Information supplied:
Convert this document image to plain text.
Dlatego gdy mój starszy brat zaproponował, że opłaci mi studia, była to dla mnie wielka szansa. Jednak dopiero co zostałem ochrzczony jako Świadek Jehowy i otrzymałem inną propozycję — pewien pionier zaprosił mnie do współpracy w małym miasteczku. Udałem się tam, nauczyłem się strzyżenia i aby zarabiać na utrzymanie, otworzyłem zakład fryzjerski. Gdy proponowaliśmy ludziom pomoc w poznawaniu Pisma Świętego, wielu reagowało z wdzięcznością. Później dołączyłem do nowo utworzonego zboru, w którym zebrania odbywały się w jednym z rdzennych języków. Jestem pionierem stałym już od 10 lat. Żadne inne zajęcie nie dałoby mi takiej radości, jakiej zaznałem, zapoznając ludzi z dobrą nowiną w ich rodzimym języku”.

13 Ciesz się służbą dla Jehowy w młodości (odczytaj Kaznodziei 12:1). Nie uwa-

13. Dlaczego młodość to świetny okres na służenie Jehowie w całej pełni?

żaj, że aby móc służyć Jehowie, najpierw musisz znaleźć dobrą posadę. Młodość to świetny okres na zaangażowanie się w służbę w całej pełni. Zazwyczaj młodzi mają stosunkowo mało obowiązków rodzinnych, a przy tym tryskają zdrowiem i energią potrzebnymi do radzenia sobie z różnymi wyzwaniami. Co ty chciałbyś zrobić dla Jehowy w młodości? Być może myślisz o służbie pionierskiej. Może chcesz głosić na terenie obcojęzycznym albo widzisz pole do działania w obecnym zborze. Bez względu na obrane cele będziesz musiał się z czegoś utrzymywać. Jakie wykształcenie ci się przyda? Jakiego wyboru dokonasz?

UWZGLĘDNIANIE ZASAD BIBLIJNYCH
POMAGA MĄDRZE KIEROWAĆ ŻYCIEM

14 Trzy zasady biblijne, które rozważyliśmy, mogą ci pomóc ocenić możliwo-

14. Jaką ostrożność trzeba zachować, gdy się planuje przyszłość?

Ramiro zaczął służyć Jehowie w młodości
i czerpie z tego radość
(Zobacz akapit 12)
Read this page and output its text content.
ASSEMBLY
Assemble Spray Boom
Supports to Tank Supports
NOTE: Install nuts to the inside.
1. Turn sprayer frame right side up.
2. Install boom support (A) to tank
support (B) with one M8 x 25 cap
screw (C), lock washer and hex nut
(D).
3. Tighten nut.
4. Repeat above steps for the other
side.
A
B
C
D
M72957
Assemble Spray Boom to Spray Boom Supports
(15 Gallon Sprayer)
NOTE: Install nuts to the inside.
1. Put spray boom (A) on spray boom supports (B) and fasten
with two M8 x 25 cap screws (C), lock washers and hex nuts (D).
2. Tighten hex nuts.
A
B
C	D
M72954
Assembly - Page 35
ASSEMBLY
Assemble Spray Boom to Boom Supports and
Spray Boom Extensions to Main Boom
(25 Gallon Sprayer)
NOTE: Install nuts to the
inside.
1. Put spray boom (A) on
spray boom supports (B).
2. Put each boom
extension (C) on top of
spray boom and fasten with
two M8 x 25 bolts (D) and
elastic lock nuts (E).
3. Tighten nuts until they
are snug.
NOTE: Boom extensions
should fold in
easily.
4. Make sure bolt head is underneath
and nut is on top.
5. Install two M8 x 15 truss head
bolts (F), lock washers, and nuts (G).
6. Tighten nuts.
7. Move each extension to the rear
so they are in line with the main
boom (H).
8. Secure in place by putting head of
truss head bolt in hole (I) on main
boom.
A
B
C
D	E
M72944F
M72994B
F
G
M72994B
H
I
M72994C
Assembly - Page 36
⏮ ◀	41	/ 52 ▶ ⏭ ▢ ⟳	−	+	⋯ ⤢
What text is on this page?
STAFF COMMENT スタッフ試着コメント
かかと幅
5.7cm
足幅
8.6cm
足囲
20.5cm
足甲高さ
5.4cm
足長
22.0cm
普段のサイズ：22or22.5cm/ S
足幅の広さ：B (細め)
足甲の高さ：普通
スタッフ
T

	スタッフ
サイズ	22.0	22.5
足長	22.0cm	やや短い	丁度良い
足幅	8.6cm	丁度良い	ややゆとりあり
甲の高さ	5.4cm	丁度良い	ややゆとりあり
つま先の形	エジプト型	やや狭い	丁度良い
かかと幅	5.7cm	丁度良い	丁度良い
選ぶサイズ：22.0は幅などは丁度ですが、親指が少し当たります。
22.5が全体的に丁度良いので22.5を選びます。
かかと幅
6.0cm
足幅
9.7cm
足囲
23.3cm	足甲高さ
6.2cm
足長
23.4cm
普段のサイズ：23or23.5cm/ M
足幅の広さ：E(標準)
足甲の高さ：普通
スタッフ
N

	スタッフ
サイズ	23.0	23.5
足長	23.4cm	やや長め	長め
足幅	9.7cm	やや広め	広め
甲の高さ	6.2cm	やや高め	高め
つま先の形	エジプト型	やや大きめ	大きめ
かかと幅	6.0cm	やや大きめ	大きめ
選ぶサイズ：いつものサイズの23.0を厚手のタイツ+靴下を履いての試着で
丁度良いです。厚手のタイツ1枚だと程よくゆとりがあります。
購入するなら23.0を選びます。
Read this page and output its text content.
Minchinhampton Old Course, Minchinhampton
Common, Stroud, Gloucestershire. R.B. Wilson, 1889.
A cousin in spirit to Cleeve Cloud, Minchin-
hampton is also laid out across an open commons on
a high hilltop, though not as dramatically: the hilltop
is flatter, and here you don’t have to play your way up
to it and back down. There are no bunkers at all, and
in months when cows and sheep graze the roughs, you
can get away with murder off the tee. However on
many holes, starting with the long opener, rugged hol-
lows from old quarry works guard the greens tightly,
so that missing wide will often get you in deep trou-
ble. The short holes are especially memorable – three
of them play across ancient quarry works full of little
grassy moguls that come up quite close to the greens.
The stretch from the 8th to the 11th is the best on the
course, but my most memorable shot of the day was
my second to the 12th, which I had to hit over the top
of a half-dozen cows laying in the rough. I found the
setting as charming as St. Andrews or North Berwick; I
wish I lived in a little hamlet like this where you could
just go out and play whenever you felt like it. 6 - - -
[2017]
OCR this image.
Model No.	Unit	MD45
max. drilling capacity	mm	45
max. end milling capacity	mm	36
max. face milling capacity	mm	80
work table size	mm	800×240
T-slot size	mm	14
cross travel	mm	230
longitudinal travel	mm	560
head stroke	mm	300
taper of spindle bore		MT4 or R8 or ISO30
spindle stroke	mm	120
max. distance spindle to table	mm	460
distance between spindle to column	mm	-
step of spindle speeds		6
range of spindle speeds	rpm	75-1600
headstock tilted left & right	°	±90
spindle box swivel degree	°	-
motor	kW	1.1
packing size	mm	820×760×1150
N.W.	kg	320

Required task: Every line from the line containing "OCR this image." to the last line of the material above must be repeated exactly, and no other line.

Solution below:
OCR this image.
Model No.	Unit	MD45
max. drilling capacity	mm	45
max. end milling capacity	mm	36
max. face milling capacity	mm	80
work table size	mm	800×240
T-slot size	mm	14
cross travel	mm	230
longitudinal travel	mm	560
head stroke	mm	300
taper of spindle bore		MT4 or R8 or ISO30
spindle stroke	mm	120
max. distance spindle to table	mm	460
distance between spindle to column	mm	-
step of spindle speeds		6
range of spindle speeds	rpm	75-1600
headstock tilted left & right	°	±90
spindle box swivel degree	°	-
motor	kW	1.1
packing size	mm	820×760×1150
N.W.	kg	320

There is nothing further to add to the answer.